Extracto del documento ->

__________

Baltimore, la ciudad estadounidense marcada por la desigualdad y la desconfianza en las autoridades, desató una de las mayores vergüenzas policiales del siglo XXI e inspiró una de las series más aclamadas que hoy puede verse en HBO.
Se trata de La ciudad es nuestra, una miniserie de seis episodios estrenada en HBO el 25 de abril de 2022 que pone el dedo en la llaga de la corrupción institucional.
Creada por David Simon y George Pelecanos, los mismos genios detrás de The Wire, y dirigida por Reinaldo Marcus Green, esta producción es un retrato crudo, casi documental, de cómo la Gun Trace Task Force o GTTF, un supuesto “grupo de élite” antinarcóticos, se convirtió en una mafia uniformada que robaba, extorsionaba y plantaba drogas a inocentes.


La historia empieza en 2015, en el epicentro del caos generado tras el asesinato de Freddie Gray, un joven afroamericano asesinado a manos de la policía que desató protestas masivas, y sigue el ascenso y desplome de esta unidad corrupta liderada por el sargento Wayne Jenkins, interpretado por Jon Bernthal.
Junto a él, un elenco coral que brilla por su realismo: Wunmi Mosaku como Nicole Steele, la fiscal implacable del Departamento de Justicia que destapa el escándalo, Jamie Hector repitiendo su icónico rol de detective desde The Wire, ahora en un limbo moral, McKinley Belcher III como Momodu, una víctima colateral que representa a los miles de afroamericanos atrapados en la red y secundarios como Darrell Britt-Gibson, Josh Charles, Dagmara Domińczyk y David Corenswet, que dan carne y hueso a policías, abogados y vecinos atrapados en el ciclo de la impunidad.


Simon y Pelecanos, con guionistas como Ed Burns y Bill Zorzi, construyen un relato sin héroes ni villanos, mostrando cómo el pacto de silencio policial y la presión por estadísticas de arrestos convierten a agentes comunes en criminales, robando cientos de miles de dólares, armas y drogas de sospechosos para venderlas ellos mismos.
En solo seis capítulos de 55 minutos cada uno, la serie captura a los espectadores. Aunque la serie no barrió como Succession, sí sumó nominaciones al Emmy por guion y dirección, un Peabody Award por su impacto periodístico y elogios en los Critics’ Choice por el trabajo de Bernthal, que muchos ven como su mejor rol después de The Punisher.

Tras su estreno hace tres años, la serie arrasó con un 97 % en Rotten Tomatoes y 84/100 en Metacritic. Por su parte, The Guardian la tildó como una “obra maestra del true crime que supera a The Wire“, alabando su rigor factual y cómo humaniza a los corruptos sin excusarlos, mientras Variety destacó su urgencia en la era Black Lives Matter.

__________

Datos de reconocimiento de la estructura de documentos

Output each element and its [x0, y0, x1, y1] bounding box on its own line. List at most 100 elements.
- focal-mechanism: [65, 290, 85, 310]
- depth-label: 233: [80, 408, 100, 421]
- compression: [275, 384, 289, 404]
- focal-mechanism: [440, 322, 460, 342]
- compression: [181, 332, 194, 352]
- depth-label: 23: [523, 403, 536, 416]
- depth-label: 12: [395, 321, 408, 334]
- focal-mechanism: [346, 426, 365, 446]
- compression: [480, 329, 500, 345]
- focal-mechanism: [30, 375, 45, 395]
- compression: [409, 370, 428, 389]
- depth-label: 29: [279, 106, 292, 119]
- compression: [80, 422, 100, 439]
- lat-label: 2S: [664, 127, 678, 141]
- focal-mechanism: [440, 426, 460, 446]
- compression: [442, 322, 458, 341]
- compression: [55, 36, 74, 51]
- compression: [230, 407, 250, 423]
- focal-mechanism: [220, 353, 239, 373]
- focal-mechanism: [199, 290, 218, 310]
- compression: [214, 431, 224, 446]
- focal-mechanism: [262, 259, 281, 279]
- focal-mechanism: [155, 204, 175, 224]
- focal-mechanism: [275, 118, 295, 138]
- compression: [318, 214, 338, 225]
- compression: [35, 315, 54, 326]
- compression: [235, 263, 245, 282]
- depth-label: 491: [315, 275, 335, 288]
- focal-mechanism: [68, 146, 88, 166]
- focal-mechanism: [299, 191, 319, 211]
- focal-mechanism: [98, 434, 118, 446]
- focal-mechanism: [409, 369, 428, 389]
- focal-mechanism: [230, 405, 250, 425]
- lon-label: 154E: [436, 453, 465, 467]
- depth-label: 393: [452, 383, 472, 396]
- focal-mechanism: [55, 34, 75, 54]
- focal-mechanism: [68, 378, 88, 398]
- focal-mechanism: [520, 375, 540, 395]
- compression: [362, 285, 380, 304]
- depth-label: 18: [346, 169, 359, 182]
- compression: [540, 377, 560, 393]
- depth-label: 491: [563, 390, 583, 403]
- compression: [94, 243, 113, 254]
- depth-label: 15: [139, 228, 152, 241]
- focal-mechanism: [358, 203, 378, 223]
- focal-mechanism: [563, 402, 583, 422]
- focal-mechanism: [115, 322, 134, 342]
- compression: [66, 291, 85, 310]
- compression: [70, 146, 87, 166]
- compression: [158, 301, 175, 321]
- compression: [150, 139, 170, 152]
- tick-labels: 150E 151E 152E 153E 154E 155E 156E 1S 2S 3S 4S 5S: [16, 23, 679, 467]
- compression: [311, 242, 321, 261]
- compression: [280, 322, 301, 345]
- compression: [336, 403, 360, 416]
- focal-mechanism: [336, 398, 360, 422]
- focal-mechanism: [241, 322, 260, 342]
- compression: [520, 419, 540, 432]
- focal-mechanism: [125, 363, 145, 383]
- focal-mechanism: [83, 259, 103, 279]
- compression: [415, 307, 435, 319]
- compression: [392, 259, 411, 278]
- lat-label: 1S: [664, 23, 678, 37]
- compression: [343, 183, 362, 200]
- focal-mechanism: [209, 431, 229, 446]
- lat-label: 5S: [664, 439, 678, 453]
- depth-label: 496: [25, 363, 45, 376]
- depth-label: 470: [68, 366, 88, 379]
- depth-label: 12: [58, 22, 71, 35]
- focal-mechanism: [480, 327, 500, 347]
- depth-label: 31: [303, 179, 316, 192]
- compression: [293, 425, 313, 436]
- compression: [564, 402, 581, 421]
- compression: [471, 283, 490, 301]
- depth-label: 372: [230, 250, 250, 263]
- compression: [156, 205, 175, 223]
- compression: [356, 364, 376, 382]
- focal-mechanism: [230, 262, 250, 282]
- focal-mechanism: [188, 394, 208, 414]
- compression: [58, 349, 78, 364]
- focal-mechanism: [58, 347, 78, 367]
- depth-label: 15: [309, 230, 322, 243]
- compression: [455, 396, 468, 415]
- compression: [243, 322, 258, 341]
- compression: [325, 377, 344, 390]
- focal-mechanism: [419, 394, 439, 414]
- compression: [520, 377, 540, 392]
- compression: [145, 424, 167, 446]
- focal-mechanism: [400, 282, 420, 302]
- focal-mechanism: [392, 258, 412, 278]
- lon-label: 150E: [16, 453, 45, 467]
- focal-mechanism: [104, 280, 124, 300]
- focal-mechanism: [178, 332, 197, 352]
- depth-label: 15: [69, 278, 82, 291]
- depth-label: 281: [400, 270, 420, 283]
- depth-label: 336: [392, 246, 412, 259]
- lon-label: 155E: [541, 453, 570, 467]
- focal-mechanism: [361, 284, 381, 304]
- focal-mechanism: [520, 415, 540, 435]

__________

Trabajo por hacer ->
1. Reescribe el pasaje del extracto sobre La ciudad es nuestra que comienza con las palabras "En solo seis" y termina después de "Black Lives Matter.". Cambia "espectadores" por "televidentes".
2. Enumera todos los actores y actrices del reparto que nombra el extracto sobre La ciudad es nuestra.
3. Según el extracto sobre La ciudad es nuestra, indica si cada afirmación es correcta. Responde sí o no y cita las palabras del texto que lo deciden.
(a) La miniserie tiene ocho episodios.
(b) Reinaldo Marcus Green dirigió la serie.
(c) La historia empieza en 2018.

Soluciones del ejercicio ->
1.
En solo seis capítulos de 55 minutos cada uno, la serie captura a los televidentes. Aunque la serie no barrió como Succession, sí sumó nominaciones al Emmy por guion y dirección, un Peabody Award por su impacto periodístico y elogios en los Critics’ Choice por el trabajo de Bernthal, que muchos ven como su mejor rol después de The Punisher.

Tras su estreno hace tres años, la serie arrasó con un 97 % en Rotten Tomatoes y 84/100 en Metacritic. Por su parte, The Guardian la tildó como una “obra maestra del true crime que supera a The Wire“, alabando su rigor factual y cómo humaniza a los corruptos sin excusarlos, mientras Variety destacó su urgencia en la era Black Lives Matter.

2. Jon Bernthal, Wunmi Mosaku, Jamie Hector, McKinley Belcher III, Darrell Britt-Gibson, Josh Charles, Dagmara Domińczyk y David Corenswet.

3.
(a) No: "una miniserie de seis episodios".
(b) Sí: "dirigida por Reinaldo Marcus Green".
(c) No: "La historia empieza en 2015".